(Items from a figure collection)
________

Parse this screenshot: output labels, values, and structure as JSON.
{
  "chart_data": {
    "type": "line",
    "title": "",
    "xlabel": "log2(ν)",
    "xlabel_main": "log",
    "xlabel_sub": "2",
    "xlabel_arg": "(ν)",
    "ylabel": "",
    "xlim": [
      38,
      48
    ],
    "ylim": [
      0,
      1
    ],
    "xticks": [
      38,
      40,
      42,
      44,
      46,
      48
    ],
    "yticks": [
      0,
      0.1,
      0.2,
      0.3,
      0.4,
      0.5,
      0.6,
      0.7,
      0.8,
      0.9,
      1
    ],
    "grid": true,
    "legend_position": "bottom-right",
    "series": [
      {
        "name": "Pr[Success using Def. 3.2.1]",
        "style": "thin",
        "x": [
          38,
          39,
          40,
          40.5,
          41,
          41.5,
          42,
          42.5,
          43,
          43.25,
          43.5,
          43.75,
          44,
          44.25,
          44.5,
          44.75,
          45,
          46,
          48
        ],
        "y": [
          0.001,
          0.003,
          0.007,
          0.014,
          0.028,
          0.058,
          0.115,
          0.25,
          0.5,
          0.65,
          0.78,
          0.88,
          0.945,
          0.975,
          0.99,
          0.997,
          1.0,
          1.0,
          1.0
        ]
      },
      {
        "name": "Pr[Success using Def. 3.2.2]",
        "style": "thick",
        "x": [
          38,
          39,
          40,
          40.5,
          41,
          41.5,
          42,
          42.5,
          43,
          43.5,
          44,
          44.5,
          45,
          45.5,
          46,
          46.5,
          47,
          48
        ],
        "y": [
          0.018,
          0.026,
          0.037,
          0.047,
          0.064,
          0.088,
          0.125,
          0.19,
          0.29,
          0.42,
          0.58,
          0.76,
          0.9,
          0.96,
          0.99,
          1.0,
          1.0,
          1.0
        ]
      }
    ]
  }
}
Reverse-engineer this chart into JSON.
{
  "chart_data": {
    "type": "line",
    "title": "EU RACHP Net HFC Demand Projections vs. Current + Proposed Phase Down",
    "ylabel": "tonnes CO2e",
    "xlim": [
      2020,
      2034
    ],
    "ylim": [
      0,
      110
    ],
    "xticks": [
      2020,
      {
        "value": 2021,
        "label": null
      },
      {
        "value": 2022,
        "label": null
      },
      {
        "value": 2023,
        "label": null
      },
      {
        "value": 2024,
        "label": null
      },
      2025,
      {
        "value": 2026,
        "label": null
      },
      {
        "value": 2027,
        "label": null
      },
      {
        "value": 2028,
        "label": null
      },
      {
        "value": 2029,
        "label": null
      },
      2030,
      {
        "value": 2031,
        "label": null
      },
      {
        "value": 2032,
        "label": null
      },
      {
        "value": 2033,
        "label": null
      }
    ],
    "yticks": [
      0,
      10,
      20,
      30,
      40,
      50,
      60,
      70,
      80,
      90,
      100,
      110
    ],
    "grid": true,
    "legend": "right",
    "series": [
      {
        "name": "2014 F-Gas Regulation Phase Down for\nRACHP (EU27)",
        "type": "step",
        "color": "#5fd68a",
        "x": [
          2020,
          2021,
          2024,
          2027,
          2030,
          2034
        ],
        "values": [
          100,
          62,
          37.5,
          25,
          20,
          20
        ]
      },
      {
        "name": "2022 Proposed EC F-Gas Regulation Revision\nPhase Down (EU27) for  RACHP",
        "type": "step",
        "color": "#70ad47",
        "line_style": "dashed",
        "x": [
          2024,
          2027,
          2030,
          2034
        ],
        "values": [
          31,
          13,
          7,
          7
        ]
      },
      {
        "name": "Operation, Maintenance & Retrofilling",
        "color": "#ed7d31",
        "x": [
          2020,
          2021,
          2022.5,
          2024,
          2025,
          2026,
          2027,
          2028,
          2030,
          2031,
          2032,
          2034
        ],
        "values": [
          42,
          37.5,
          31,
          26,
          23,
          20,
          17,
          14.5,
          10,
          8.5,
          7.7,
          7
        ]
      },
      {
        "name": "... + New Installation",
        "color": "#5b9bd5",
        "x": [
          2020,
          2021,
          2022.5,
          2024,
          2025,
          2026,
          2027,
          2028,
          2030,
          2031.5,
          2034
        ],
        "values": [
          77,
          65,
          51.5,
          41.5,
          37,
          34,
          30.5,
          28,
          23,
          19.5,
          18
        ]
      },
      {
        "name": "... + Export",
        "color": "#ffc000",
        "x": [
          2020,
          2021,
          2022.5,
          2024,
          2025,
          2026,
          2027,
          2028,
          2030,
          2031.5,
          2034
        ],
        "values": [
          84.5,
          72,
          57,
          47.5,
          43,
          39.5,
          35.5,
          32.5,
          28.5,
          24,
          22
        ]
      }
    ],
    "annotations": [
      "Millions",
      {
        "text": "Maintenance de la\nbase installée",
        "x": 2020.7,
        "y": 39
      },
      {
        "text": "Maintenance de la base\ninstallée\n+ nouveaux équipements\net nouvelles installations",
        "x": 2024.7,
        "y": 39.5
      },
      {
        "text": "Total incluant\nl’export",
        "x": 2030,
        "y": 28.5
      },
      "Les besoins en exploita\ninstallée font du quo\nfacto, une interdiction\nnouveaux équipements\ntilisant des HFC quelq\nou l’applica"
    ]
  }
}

________

• **Required task**:
For this exercise, gather every line of the data that contains the word "JSON".

• **Expected answer**:
Parse this screenshot: output labels, values, and structure as JSON.
Reverse-engineer this chart into JSON.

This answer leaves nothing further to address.